INPUT RECORDS:
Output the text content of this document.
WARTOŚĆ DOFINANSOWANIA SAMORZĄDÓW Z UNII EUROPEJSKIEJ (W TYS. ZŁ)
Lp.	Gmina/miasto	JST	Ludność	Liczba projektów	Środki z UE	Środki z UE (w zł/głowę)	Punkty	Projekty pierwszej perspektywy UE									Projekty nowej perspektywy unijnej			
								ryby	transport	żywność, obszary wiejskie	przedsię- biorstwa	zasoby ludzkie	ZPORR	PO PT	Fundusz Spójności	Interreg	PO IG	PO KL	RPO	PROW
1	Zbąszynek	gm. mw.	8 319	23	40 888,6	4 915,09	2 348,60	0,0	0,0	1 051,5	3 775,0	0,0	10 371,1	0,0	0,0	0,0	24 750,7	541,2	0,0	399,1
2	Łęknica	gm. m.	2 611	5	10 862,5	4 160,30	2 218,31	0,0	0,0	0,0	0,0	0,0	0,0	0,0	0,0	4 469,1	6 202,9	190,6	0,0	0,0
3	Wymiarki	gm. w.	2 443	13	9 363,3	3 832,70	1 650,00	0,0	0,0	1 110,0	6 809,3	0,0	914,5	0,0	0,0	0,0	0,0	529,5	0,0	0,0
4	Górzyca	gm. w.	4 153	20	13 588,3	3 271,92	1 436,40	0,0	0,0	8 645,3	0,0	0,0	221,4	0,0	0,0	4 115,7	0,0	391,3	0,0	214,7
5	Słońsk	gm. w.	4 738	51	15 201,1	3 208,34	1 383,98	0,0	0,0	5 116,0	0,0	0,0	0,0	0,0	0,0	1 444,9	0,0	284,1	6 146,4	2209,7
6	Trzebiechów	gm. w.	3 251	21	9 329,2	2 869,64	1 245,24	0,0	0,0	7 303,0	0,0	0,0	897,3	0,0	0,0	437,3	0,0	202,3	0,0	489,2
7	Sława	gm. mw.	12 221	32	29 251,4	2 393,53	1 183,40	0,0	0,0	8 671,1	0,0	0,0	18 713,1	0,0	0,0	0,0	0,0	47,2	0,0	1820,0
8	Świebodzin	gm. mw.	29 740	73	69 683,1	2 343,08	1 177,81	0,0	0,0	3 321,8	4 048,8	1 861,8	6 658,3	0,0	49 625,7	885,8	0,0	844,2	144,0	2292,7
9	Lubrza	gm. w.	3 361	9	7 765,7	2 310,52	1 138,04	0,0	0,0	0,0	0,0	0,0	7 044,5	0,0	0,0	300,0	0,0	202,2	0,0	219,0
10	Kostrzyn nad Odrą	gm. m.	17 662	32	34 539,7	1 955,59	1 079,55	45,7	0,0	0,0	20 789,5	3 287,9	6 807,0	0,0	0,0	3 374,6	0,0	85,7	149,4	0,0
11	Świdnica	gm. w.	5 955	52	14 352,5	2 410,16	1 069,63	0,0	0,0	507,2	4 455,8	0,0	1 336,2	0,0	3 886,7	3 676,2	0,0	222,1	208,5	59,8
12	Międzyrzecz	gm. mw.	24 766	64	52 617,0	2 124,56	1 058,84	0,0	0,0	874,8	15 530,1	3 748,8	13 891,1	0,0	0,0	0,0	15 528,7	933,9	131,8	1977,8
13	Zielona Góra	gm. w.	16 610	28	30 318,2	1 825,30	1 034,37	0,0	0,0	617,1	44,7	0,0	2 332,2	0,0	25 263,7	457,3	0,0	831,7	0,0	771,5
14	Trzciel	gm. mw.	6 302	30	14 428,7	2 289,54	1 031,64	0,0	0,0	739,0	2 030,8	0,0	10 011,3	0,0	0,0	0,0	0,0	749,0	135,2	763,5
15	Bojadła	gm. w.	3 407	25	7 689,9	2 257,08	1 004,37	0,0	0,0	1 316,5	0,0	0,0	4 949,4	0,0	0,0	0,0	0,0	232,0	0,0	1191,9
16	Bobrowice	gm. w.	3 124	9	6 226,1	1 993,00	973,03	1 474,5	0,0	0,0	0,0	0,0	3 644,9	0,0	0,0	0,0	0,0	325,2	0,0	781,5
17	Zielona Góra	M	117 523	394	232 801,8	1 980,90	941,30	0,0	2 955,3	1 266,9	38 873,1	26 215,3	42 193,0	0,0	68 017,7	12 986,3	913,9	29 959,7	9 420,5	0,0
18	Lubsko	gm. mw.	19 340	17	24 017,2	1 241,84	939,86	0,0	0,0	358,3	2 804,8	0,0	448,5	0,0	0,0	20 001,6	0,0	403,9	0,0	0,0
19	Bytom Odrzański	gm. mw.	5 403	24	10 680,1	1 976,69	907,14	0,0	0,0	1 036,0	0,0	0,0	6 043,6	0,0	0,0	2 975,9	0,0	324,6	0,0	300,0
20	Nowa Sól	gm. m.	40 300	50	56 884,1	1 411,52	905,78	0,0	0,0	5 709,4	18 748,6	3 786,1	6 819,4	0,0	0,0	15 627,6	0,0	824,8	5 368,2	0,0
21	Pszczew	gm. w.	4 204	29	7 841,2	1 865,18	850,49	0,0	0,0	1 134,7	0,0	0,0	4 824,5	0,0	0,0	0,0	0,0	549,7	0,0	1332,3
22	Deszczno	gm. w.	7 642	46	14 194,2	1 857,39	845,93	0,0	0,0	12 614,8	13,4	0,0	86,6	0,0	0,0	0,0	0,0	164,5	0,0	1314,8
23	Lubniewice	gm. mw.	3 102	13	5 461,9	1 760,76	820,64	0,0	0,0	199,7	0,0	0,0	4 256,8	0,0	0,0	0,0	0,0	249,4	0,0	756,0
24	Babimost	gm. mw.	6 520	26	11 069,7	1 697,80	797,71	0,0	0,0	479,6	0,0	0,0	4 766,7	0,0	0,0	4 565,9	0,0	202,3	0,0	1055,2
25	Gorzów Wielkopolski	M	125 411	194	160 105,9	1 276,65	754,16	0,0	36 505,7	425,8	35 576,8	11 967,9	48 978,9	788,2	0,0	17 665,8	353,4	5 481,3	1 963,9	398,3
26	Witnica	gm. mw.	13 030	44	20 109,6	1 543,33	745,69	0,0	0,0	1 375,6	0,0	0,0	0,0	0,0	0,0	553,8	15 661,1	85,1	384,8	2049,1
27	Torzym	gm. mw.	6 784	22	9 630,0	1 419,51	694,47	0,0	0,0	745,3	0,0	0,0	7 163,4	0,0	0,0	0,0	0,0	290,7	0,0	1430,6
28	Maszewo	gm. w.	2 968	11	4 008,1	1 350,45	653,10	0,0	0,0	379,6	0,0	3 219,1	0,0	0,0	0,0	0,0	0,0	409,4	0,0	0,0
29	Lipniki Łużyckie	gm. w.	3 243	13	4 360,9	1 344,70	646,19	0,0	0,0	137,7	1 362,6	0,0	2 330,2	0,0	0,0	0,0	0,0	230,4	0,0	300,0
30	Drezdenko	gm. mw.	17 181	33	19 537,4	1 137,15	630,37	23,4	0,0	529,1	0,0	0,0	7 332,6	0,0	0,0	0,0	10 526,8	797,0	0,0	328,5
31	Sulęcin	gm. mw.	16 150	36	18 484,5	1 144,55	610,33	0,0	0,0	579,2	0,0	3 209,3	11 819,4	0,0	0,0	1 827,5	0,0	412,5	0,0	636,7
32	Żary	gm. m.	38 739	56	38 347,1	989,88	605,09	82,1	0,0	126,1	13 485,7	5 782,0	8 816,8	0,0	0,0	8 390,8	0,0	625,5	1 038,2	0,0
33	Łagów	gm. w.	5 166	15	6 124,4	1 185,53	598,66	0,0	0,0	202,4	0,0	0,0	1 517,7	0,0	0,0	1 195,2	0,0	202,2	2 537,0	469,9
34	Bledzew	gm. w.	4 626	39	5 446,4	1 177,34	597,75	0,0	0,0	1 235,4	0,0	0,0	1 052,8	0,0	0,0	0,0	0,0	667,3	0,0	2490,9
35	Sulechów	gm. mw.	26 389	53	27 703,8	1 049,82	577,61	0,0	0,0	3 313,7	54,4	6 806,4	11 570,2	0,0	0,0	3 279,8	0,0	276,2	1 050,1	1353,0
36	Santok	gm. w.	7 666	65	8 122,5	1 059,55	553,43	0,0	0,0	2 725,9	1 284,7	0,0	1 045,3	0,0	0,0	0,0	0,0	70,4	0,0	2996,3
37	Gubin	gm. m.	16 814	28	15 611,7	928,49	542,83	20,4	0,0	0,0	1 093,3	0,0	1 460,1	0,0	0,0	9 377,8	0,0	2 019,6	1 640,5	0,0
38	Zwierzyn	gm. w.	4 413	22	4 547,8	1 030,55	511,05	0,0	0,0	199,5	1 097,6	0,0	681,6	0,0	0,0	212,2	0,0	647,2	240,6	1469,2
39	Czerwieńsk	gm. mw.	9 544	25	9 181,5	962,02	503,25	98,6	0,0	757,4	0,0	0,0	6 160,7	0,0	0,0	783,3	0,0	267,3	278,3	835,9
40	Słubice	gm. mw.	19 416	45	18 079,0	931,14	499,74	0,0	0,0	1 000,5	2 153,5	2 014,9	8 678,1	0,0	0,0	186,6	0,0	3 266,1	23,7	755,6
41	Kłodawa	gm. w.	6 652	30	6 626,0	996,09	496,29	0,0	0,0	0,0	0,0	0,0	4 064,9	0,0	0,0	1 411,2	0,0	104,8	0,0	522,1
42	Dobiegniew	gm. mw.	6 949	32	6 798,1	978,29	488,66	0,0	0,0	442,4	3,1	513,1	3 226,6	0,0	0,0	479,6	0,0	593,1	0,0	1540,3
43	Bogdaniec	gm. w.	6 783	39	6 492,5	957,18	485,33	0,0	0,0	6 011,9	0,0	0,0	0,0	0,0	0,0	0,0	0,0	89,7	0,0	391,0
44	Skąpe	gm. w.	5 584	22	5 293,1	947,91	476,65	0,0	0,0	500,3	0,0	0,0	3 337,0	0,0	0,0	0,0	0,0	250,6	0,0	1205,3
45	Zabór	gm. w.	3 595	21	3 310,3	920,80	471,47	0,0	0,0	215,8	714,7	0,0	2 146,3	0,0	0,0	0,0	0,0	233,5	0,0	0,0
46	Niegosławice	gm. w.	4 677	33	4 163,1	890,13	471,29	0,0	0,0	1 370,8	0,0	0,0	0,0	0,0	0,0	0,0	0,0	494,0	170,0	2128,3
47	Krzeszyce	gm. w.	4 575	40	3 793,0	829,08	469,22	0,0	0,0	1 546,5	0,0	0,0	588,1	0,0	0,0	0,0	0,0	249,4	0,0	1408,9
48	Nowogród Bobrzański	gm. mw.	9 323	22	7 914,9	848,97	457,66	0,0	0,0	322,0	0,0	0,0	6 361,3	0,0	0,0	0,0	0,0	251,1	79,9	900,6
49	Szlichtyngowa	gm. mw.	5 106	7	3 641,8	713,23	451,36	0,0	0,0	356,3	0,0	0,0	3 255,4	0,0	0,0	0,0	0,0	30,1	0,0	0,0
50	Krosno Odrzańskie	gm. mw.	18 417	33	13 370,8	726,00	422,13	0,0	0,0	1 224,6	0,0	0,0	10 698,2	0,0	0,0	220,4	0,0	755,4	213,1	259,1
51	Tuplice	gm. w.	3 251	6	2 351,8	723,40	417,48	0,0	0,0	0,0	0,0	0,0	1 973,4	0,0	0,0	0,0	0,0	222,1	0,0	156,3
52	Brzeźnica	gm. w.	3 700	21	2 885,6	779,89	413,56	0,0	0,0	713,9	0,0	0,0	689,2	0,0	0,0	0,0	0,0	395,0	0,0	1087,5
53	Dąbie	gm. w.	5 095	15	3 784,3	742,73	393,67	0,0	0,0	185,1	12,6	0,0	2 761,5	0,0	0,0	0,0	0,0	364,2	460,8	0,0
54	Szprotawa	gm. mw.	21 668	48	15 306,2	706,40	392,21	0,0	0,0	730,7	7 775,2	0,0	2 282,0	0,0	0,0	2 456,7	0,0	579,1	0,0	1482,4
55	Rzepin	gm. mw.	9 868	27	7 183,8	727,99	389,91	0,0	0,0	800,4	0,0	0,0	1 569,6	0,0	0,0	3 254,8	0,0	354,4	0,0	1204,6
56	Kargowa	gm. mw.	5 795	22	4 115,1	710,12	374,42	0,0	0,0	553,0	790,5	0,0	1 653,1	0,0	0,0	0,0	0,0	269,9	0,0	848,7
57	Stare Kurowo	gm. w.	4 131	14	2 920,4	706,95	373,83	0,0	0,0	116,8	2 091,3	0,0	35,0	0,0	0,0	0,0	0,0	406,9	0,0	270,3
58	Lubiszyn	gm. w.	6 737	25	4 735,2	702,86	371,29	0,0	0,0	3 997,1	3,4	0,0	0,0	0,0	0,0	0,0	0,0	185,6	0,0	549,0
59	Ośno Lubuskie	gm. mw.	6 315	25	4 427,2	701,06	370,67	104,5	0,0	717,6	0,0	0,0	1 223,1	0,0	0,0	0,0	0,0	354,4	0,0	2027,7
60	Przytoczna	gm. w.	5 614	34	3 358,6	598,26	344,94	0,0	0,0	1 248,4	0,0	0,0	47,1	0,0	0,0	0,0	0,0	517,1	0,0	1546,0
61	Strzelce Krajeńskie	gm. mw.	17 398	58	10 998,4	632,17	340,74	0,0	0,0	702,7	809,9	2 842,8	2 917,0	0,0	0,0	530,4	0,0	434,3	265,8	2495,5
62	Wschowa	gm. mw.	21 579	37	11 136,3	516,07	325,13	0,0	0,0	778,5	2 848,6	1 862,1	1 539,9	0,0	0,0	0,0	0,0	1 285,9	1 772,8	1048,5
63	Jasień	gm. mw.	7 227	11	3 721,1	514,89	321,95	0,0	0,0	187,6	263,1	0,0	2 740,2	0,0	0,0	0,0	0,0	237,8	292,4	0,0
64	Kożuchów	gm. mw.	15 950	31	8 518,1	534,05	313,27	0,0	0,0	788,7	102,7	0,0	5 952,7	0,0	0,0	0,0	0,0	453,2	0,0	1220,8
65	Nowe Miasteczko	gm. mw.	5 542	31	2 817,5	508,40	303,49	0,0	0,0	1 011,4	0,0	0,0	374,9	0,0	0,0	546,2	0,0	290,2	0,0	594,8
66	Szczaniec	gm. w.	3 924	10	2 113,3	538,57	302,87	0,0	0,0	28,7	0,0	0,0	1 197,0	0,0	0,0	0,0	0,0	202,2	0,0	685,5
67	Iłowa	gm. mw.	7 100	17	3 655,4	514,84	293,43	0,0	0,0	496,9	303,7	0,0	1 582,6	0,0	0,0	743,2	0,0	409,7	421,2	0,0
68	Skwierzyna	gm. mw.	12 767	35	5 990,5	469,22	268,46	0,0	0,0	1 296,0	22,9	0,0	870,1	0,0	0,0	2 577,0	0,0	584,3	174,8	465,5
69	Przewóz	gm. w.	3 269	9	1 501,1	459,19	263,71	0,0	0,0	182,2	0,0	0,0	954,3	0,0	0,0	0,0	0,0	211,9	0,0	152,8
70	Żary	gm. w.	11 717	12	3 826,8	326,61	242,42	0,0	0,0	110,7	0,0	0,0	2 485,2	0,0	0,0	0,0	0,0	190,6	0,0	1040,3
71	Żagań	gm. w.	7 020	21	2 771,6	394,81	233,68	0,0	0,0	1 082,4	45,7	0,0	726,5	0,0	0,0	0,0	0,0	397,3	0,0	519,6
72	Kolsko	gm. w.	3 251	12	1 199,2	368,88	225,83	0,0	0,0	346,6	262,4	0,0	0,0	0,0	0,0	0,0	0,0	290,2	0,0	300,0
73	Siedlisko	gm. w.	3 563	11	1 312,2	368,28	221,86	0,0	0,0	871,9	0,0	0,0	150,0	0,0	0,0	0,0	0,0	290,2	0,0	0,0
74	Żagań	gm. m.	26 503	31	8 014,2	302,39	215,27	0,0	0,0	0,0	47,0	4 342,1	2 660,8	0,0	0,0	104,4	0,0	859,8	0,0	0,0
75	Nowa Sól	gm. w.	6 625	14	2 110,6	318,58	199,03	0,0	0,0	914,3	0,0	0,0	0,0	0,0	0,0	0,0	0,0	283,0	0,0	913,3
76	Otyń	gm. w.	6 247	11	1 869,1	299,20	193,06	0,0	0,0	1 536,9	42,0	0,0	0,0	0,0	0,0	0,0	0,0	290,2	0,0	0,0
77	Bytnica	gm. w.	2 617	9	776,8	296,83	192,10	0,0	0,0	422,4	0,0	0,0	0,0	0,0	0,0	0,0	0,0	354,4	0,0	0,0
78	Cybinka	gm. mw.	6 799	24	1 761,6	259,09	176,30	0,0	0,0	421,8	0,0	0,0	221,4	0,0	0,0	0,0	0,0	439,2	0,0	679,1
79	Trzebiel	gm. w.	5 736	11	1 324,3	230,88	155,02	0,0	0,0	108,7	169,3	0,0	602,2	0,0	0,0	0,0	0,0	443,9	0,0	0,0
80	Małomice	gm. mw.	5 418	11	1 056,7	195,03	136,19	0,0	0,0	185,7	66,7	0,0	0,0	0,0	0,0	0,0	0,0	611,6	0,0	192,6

WHAT IS EXPECTED:
Copy every line of the listing that contains the word "Żagań".

WRITTEN RESPONSE:
71	Żagań	gm. w.	7 020	21	2 771,6	394,81	233,68	0,0	0,0	1 082,4	45,7	0,0	726,5	0,0	0,0	0,0	0,0	397,3	0,0	519,6
74	Żagań	gm. m.	26 503	31	8 014,2	302,39	215,27	0,0	0,0	0,0	47,0	4 342,1	2 660,8	0,0	0,0	104,4	0,0	859,8	0,0	0,0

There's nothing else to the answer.